EXERCISE GOAL:
Pick out each line of the records in which the word "this" appears.

ENTRIES SUPPLIED:
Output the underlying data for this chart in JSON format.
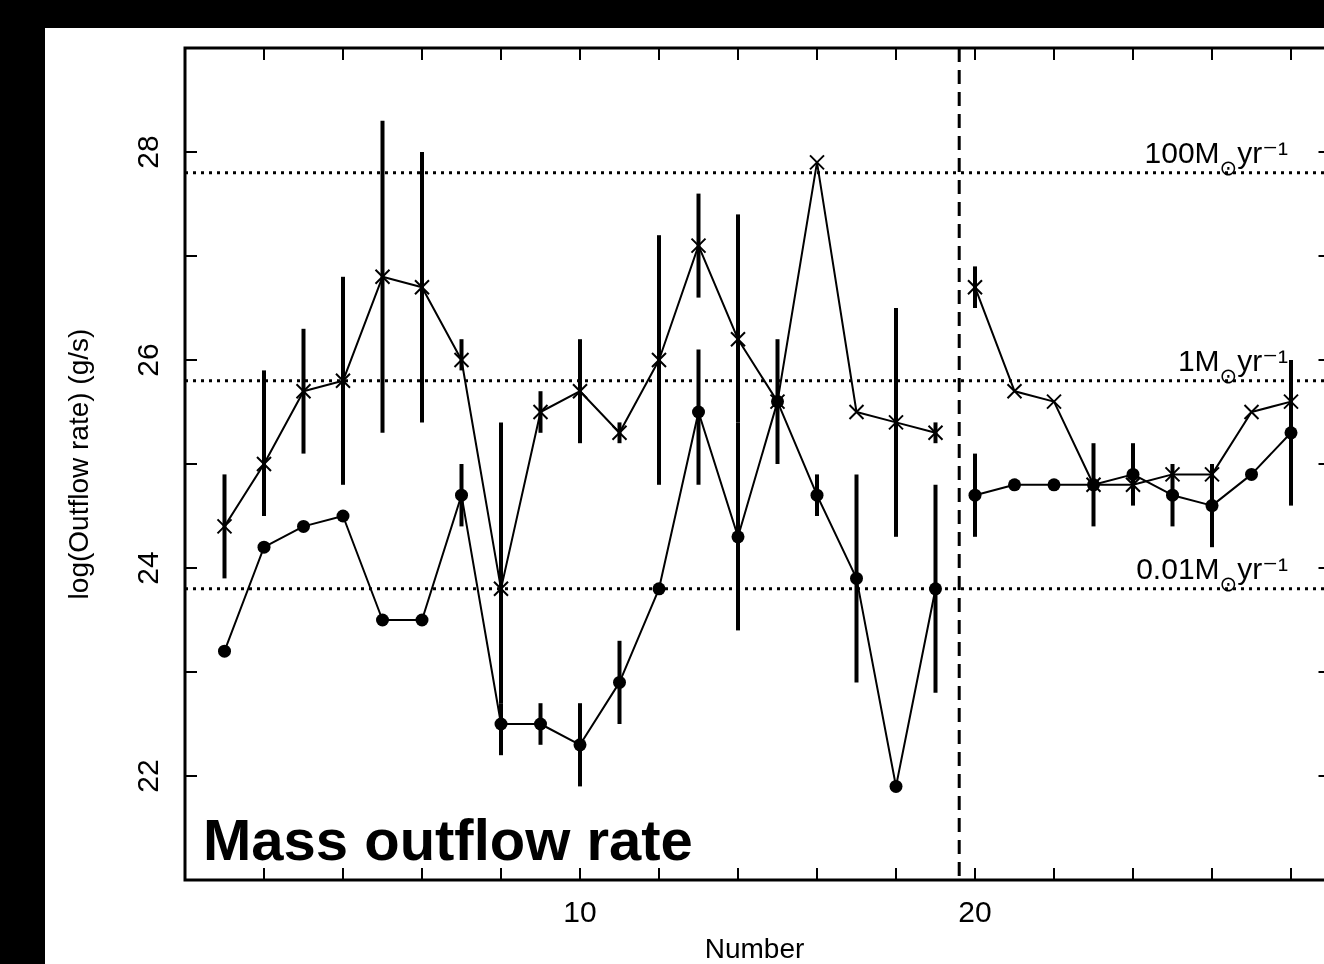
{
  "chart_data": {
    "type": "line",
    "xlabel": "Number",
    "ylabel": "log(Outflow rate) (g/s)",
    "xlim": [
      0,
      29
    ],
    "ylim": [
      21,
      29
    ],
    "xticks": [
      {
        "value": 2,
        "label": null
      },
      {
        "value": 4,
        "label": null
      },
      {
        "value": 6,
        "label": null
      },
      {
        "value": 8,
        "label": null
      },
      10,
      {
        "value": 12,
        "label": null
      },
      {
        "value": 14,
        "label": null
      },
      {
        "value": 16,
        "label": null
      },
      {
        "value": 18,
        "label": null
      },
      20,
      {
        "value": 22,
        "label": null
      },
      {
        "value": 24,
        "label": null
      },
      {
        "value": 26,
        "label": null
      },
      {
        "value": 28,
        "label": null
      }
    ],
    "yticks": [
      22,
      {
        "value": 23,
        "label": null
      },
      24,
      {
        "value": 25,
        "label": null
      },
      26,
      {
        "value": 27,
        "label": null
      },
      28
    ],
    "grid": false,
    "line_style": "solid",
    "series": [
      {
        "color": "#000000",
        "marker": "cross",
        "x": [
          1,
          2,
          3,
          4,
          5,
          6,
          7,
          8,
          9,
          10,
          11,
          12,
          13,
          14,
          15,
          16,
          17,
          18,
          19
        ],
        "values": [
          24.4,
          25.0,
          25.7,
          25.8,
          26.8,
          26.7,
          26.0,
          23.8,
          25.5,
          25.7,
          25.3,
          26.0,
          27.1,
          26.2,
          25.6,
          27.9,
          25.5,
          25.4,
          25.3
        ],
        "errors": [
          [
            23.9,
            24.9
          ],
          [
            24.5,
            25.9
          ],
          [
            25.1,
            26.3
          ],
          [
            24.8,
            26.8
          ],
          [
            25.3,
            28.3
          ],
          [
            25.4,
            28.0
          ],
          [
            25.9,
            26.2
          ],
          [
            22.7,
            25.4
          ],
          [
            25.3,
            25.7
          ],
          [
            25.2,
            26.2
          ],
          [
            25.2,
            25.4
          ],
          [
            24.8,
            27.2
          ],
          [
            26.6,
            27.6
          ],
          [
            25.4,
            27.4
          ],
          [
            25.0,
            26.2
          ],
          null,
          null,
          [
            24.3,
            26.5
          ],
          [
            25.2,
            25.4
          ]
        ]
      },
      {
        "color": "#000000",
        "marker": "cross",
        "x": [
          20,
          21,
          22,
          23,
          24,
          25,
          26,
          27,
          28
        ],
        "values": [
          26.7,
          25.7,
          25.6,
          24.8,
          24.8,
          24.9,
          24.9,
          25.5,
          25.6
        ],
        "errors": [
          [
            26.5,
            26.9
          ],
          null,
          null,
          null,
          null,
          null,
          null,
          null,
          null
        ]
      },
      {
        "color": "#000000",
        "marker": "circle",
        "x": [
          1,
          2,
          3,
          4,
          5,
          6,
          7,
          8,
          9,
          10,
          11,
          12,
          13,
          14,
          15,
          16,
          17,
          18,
          19
        ],
        "values": [
          23.2,
          24.2,
          24.4,
          24.5,
          23.5,
          23.5,
          24.7,
          22.5,
          22.5,
          22.3,
          22.9,
          23.8,
          25.5,
          24.3,
          25.6,
          24.7,
          23.9,
          21.9,
          23.8
        ],
        "errors": [
          null,
          null,
          null,
          null,
          null,
          null,
          [
            24.4,
            25.0
          ],
          [
            22.2,
            22.7
          ],
          [
            22.3,
            22.7
          ],
          [
            21.9,
            22.7
          ],
          [
            22.5,
            23.3
          ],
          null,
          [
            24.8,
            26.1
          ],
          [
            23.4,
            25.4
          ],
          null,
          [
            24.5,
            24.9
          ],
          [
            22.9,
            24.9
          ],
          null,
          [
            22.8,
            24.8
          ]
        ]
      },
      {
        "color": "#000000",
        "marker": "circle",
        "x": [
          20,
          21,
          22,
          23,
          24,
          25,
          26,
          27,
          28
        ],
        "values": [
          24.7,
          24.8,
          24.8,
          24.8,
          24.9,
          24.7,
          24.6,
          24.9,
          25.3
        ],
        "errors": [
          [
            24.3,
            25.1
          ],
          null,
          null,
          [
            24.4,
            25.2
          ],
          [
            24.6,
            25.2
          ],
          [
            24.4,
            25.0
          ],
          [
            24.2,
            25.0
          ],
          null,
          [
            24.6,
            26.0
          ]
        ]
      }
    ],
    "ref_lines": [
      {
        "axis": "y",
        "value": 27.8,
        "label": "100M$_{⊙}$yr⁻¹",
        "line_style": "dotted"
      },
      {
        "axis": "y",
        "value": 25.8,
        "label": "1M$_{⊙}$yr⁻¹",
        "line_style": "dotted"
      },
      {
        "axis": "y",
        "value": 23.8,
        "label": "0.01M$_{⊙}$yr⁻¹",
        "line_style": "dotted"
      },
      {
        "axis": "x",
        "value": 19.6,
        "label": null,
        "line_style": "dashed"
      }
    ],
    "annotations": [
      "Mass outflow rate"
    ]
  }
}
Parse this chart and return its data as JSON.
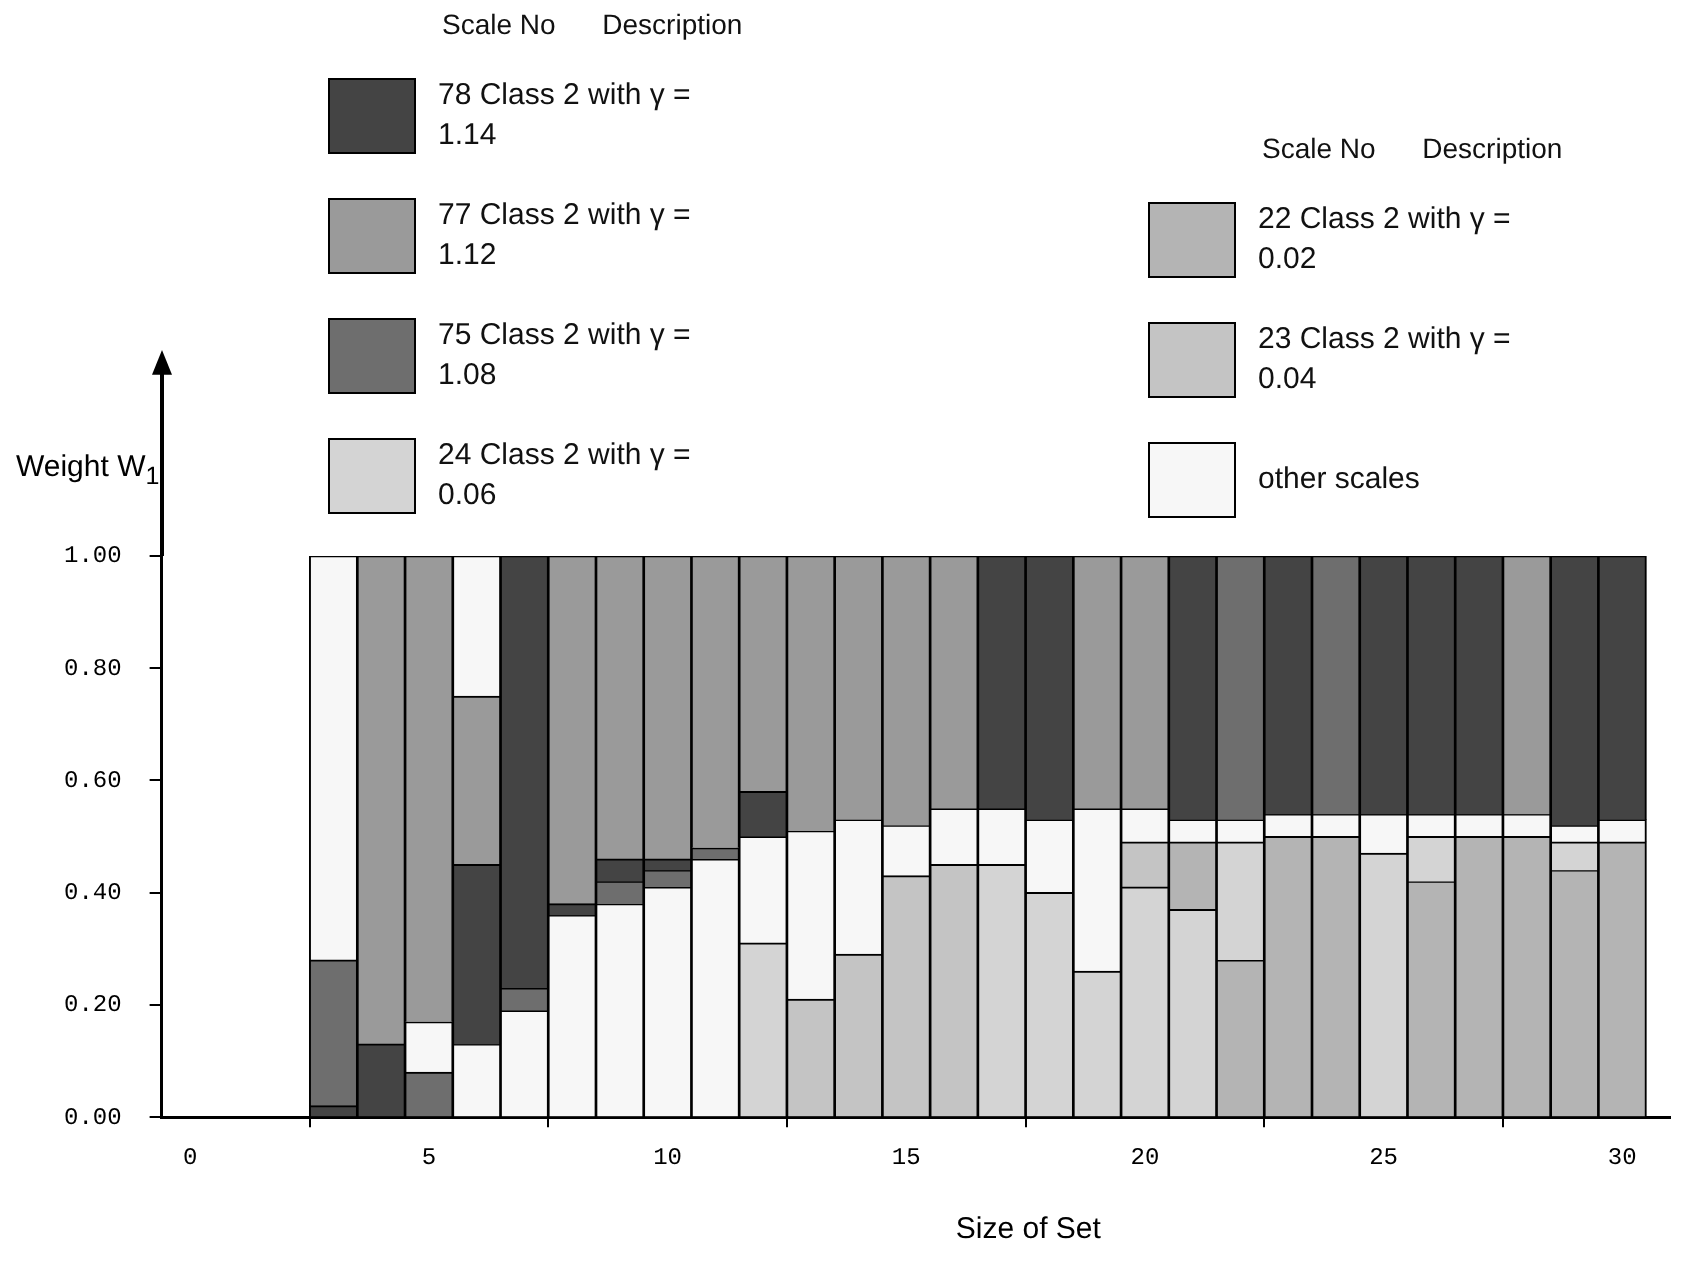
{
  "chart_data": {
    "type": "bar",
    "xlabel": "Size of Set",
    "ylabel": "Weight W$_{1}$",
    "legend_title": "Scale No      Description",
    "legend": "top",
    "x": [
      3,
      4,
      5,
      6,
      7,
      8,
      9,
      10,
      11,
      12,
      13,
      14,
      15,
      16,
      17,
      18,
      19,
      20,
      21,
      22,
      23,
      24,
      25,
      26,
      27,
      28,
      29,
      30
    ],
    "xlim": [
      -0.6,
      31
    ],
    "xticks": [
      0,
      5,
      10,
      15,
      20,
      25,
      30
    ],
    "ylim": [
      0,
      1
    ],
    "yticks": [
      {
        "value": 0,
        "label": "0.00"
      },
      {
        "value": 0.2,
        "label": "0.20"
      },
      {
        "value": 0.4,
        "label": "0.40"
      },
      {
        "value": 0.6,
        "label": "0.60"
      },
      {
        "value": 0.8,
        "label": "0.80"
      },
      {
        "value": 1,
        "label": "1.00"
      }
    ],
    "grid": false,
    "series": [
      {
        "name": "78 Class 2 with γ = 1.14",
        "color": "#444444",
        "values": [
          0.02,
          0.13,
          null,
          0.32,
          0.77,
          0.02,
          0.04,
          0.02,
          null,
          0.08,
          null,
          null,
          null,
          null,
          0.45,
          0.47,
          null,
          null,
          0.47,
          null,
          0.46,
          null,
          0.46,
          0.46,
          0.46,
          null,
          0.48,
          0.47
        ],
        "base": [
          0,
          0,
          null,
          0.13,
          0.23,
          0.36,
          0.42,
          0.44,
          null,
          0.5,
          null,
          null,
          null,
          null,
          0.55,
          0.53,
          null,
          null,
          0.53,
          null,
          0.54,
          null,
          0.54,
          0.54,
          0.54,
          null,
          0.52,
          0.53
        ]
      },
      {
        "name": "77 Class 2 with γ = 1.12",
        "color": "#9a9a9a",
        "values": [
          null,
          0.87,
          0.83,
          0.3,
          null,
          0.62,
          0.54,
          0.54,
          0.52,
          0.42,
          0.49,
          0.47,
          0.48,
          0.45,
          null,
          null,
          0.45,
          0.45,
          null,
          null,
          null,
          null,
          null,
          null,
          null,
          0.46,
          null,
          null
        ],
        "base": [
          null,
          0.13,
          0.17,
          0.45,
          null,
          0.38,
          0.46,
          0.46,
          0.48,
          0.58,
          0.51,
          0.53,
          0.52,
          0.55,
          null,
          null,
          0.55,
          0.55,
          null,
          null,
          null,
          null,
          null,
          null,
          null,
          0.54,
          null,
          null
        ]
      },
      {
        "name": "75 Class 2 with γ = 1.08",
        "color": "#6e6e6e",
        "values": [
          0.26,
          null,
          0.08,
          null,
          0.04,
          null,
          0.04,
          0.03,
          0.02,
          null,
          null,
          null,
          null,
          null,
          null,
          null,
          null,
          null,
          null,
          0.47,
          null,
          0.46,
          null,
          null,
          null,
          null,
          null,
          null
        ],
        "base": [
          0.02,
          null,
          0,
          null,
          0.19,
          null,
          0.38,
          0.41,
          0.46,
          null,
          null,
          null,
          null,
          null,
          null,
          null,
          null,
          null,
          null,
          0.53,
          null,
          0.54,
          null,
          null,
          null,
          null,
          null,
          null
        ]
      },
      {
        "name": "24 Class 2 with γ = 0.06",
        "color": "#d4d4d4",
        "values": [
          null,
          null,
          null,
          null,
          null,
          null,
          null,
          null,
          null,
          0.31,
          null,
          null,
          null,
          null,
          0.45,
          0.4,
          0.26,
          0.41,
          0.37,
          0.21,
          null,
          null,
          0.47,
          0.08,
          null,
          null,
          0.05,
          null
        ],
        "base": [
          null,
          null,
          null,
          null,
          null,
          null,
          null,
          null,
          null,
          0,
          null,
          null,
          null,
          null,
          0,
          0,
          0,
          0,
          0,
          0.28,
          null,
          null,
          0,
          0.42,
          null,
          null,
          0.44,
          null
        ]
      },
      {
        "name": "22 Class 2 with γ = 0.02",
        "color": "#b4b4b4",
        "values": [
          null,
          null,
          null,
          null,
          null,
          null,
          null,
          null,
          null,
          null,
          null,
          null,
          null,
          null,
          null,
          null,
          null,
          null,
          0.12,
          0.28,
          0.5,
          0.5,
          null,
          0.42,
          0.5,
          0.5,
          0.44,
          0.49
        ],
        "base": [
          null,
          null,
          null,
          null,
          null,
          null,
          null,
          null,
          null,
          null,
          null,
          null,
          null,
          null,
          null,
          null,
          null,
          null,
          0.37,
          0,
          0,
          0,
          null,
          0,
          0,
          0,
          0,
          0
        ]
      },
      {
        "name": "23 Class 2 with γ = 0.04",
        "color": "#c4c4c4",
        "values": [
          null,
          null,
          null,
          null,
          null,
          null,
          null,
          null,
          null,
          null,
          0.21,
          0.29,
          0.43,
          0.45,
          null,
          null,
          null,
          0.08,
          null,
          null,
          null,
          null,
          null,
          null,
          null,
          null,
          null,
          null
        ],
        "base": [
          null,
          null,
          null,
          null,
          null,
          null,
          null,
          null,
          null,
          null,
          0,
          0,
          0,
          0,
          null,
          null,
          null,
          0.41,
          null,
          null,
          null,
          null,
          null,
          null,
          null,
          null,
          null,
          null
        ]
      },
      {
        "name": "other scales",
        "color": "#f7f7f7",
        "values": [
          0.72,
          null,
          0.09,
          0.13,
          0.19,
          0.36,
          0.38,
          0.41,
          0.46,
          0.19,
          0.3,
          0.24,
          0.09,
          0.1,
          0.1,
          0.13,
          0.29,
          0.06,
          0.04,
          0.04,
          0.04,
          0.04,
          0.07,
          0.04,
          0.04,
          0.04,
          0.03,
          0.04
        ],
        "base": [
          0.28,
          null,
          0.08,
          0,
          0,
          0,
          0,
          0,
          0,
          0.31,
          0.21,
          0.29,
          0.43,
          0.45,
          0.45,
          0.4,
          0.26,
          0.49,
          0.49,
          0.49,
          0.5,
          0.5,
          0.47,
          0.5,
          0.5,
          0.5,
          0.49,
          0.49
        ]
      },
      {
        "color": "#f7f7f7",
        "values": [
          null,
          null,
          null,
          0.25,
          null,
          null,
          null,
          null,
          null,
          null,
          null,
          null,
          null,
          null,
          null,
          null,
          null,
          null,
          null,
          null,
          null,
          null,
          null,
          null,
          null,
          null,
          null,
          null
        ],
        "base": [
          null,
          null,
          null,
          0.75,
          null,
          null,
          null,
          null,
          null,
          null,
          null,
          null,
          null,
          null,
          null,
          null,
          null,
          null,
          null,
          null,
          null,
          null,
          null,
          null,
          null,
          null,
          null,
          null
        ]
      }
    ]
  }
}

SOLUTION BELOW:
Output the underlying data for this chart in JSON format.
Parse this chart and return its data as JSON.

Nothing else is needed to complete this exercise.